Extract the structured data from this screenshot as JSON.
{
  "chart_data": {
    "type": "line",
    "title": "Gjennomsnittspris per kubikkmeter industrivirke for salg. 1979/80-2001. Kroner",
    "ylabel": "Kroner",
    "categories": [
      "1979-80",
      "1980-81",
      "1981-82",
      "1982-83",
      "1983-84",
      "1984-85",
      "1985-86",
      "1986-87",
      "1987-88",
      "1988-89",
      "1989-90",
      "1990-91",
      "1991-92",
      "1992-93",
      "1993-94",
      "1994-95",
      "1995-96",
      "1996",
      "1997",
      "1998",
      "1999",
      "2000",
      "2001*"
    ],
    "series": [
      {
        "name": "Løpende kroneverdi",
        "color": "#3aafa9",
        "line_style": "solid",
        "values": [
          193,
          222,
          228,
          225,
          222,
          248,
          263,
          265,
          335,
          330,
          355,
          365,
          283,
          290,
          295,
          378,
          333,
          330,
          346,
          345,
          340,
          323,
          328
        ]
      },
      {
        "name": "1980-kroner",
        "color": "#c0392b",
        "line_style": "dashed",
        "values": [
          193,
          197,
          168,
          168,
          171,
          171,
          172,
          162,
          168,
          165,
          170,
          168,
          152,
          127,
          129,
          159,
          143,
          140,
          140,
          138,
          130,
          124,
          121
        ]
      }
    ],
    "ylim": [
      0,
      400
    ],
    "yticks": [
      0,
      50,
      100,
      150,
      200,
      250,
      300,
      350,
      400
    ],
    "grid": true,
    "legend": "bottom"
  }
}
+-------+
## DIRECTIONS FOR THIS TASK
Quote every record above exactly.

## SOLUTION TO THIS EXERCISE
Extract the structured data from this screenshot as JSON.
{
  "chart_data": {
    "type": "line",
    "title": "Gjennomsnittspris per kubikkmeter industrivirke for salg. 1979/80-2001. Kroner",
    "ylabel": "Kroner",
    "categories": [
      "1979-80",
      "1980-81",
      "1981-82",
      "1982-83",
      "1983-84",
      "1984-85",
      "1985-86",
      "1986-87",
      "1987-88",
      "1988-89",
      "1989-90",
      "1990-91",
      "1991-92",
      "1992-93",
      "1993-94",
      "1994-95",
      "1995-96",
      "1996",
      "1997",
      "1998",
      "1999",
      "2000",
      "2001*"
    ],
    "series": [
      {
        "name": "Løpende kroneverdi",
        "color": "#3aafa9",
        "line_style": "solid",
        "values": [
          193,
          222,
          228,
          225,
          222,
          248,
          263,
          265,
          335,
          330,
          355,
          365,
          283,
          290,
          295,
          378,
          333,
          330,
          346,
          345,
          340,
          323,
          328
        ]
      },
      {
        "name": "1980-kroner",
        "color": "#c0392b",
        "line_style": "dashed",
        "values": [
          193,
          197,
          168,
          168,
          171,
          171,
          172,
          162,
          168,
          165,
          170,
          168,
          152,
          127,
          129,
          159,
          143,
          140,
          140,
          138,
          130,
          124,
          121
        ]
      }
    ],
    "ylim": [
      0,
      400
    ],
    "yticks": [
      0,
      50,
      100,
      150,
      200,
      250,
      300,
      350,
      400
    ],
    "grid": true,
    "legend": "bottom"
  }
}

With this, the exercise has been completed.